Data rows:
####

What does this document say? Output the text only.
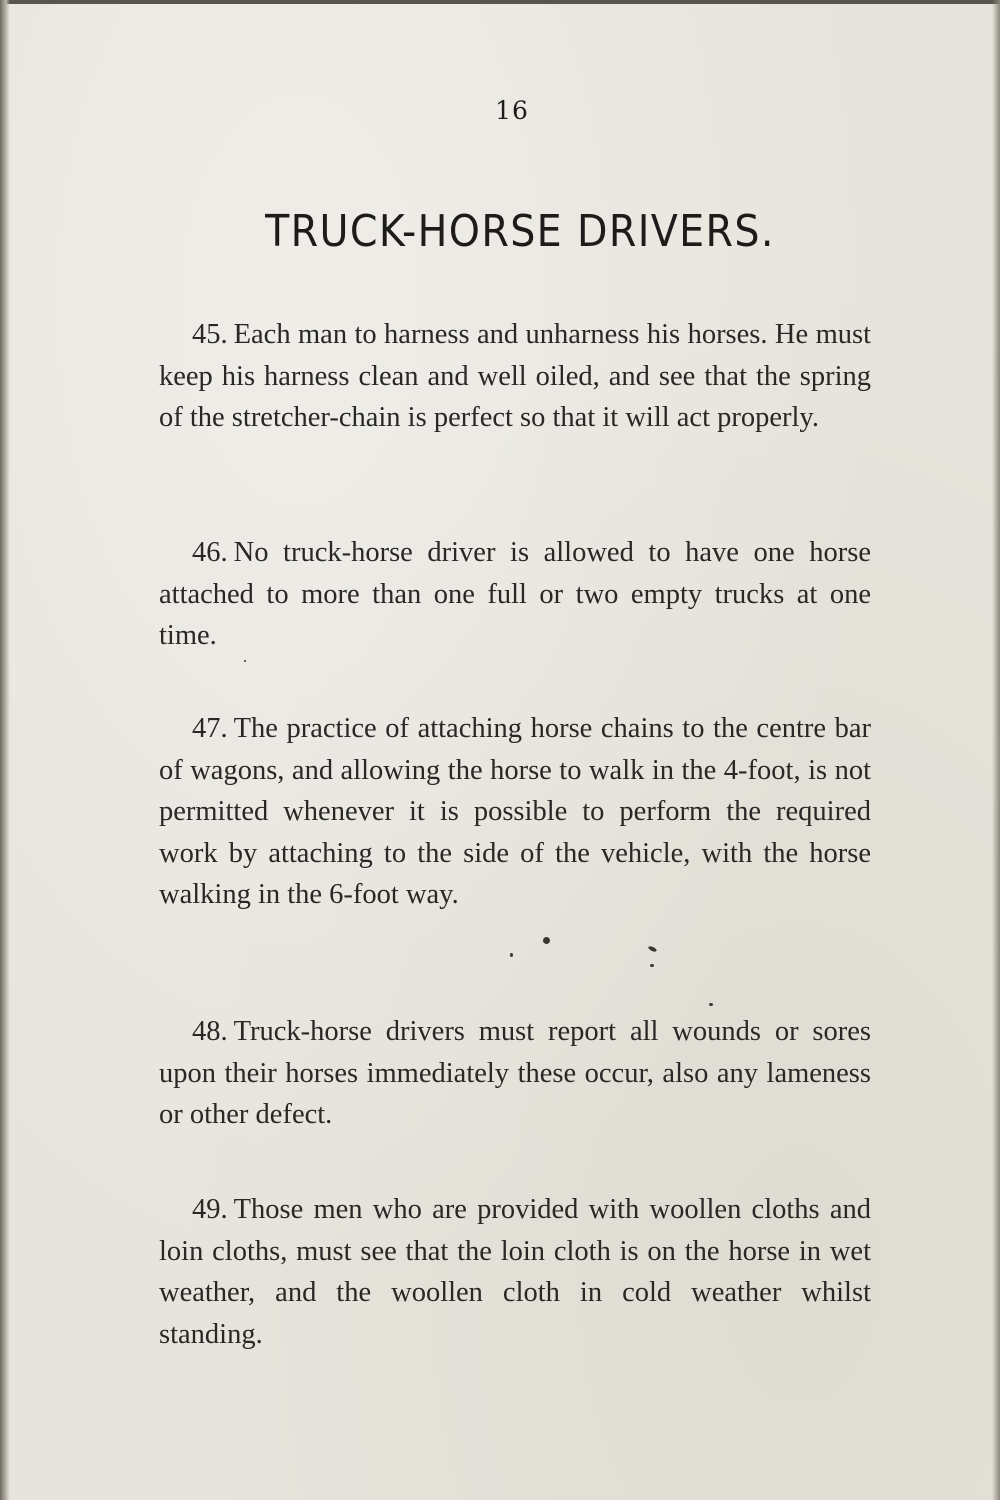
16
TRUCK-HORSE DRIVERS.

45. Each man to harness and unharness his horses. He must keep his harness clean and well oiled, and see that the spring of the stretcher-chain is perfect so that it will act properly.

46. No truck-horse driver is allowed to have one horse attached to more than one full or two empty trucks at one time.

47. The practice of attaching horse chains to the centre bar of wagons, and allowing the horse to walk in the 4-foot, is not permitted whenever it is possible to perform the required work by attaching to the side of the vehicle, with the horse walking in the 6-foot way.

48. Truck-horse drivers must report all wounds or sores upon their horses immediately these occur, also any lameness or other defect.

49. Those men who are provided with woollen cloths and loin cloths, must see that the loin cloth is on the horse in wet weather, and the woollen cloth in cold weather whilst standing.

####

Direction: Extract the entries in full, exactly as they are, minus the pictures.

Task result:
What does this document say? Output the text only.
16
TRUCK-HORSE DRIVERS.

45. Each man to harness and unharness his horses. He must keep his harness clean and well oiled, and see that the spring of the stretcher-chain is perfect so that it will act properly.

46. No truck-horse driver is allowed to have one horse attached to more than one full or two empty trucks at one time.

47. The practice of attaching horse chains to the centre bar of wagons, and allowing the horse to walk in the 4-foot, is not permitted whenever it is possible to perform the required work by attaching to the side of the vehicle, with the horse walking in the 6-foot way.

48. Truck-horse drivers must report all wounds or sores upon their horses immediately these occur, also any lameness or other defect.

49. Those men who are provided with woollen cloths and loin cloths, must see that the loin cloth is on the horse in wet weather, and the woollen cloth in cold weather whilst standing.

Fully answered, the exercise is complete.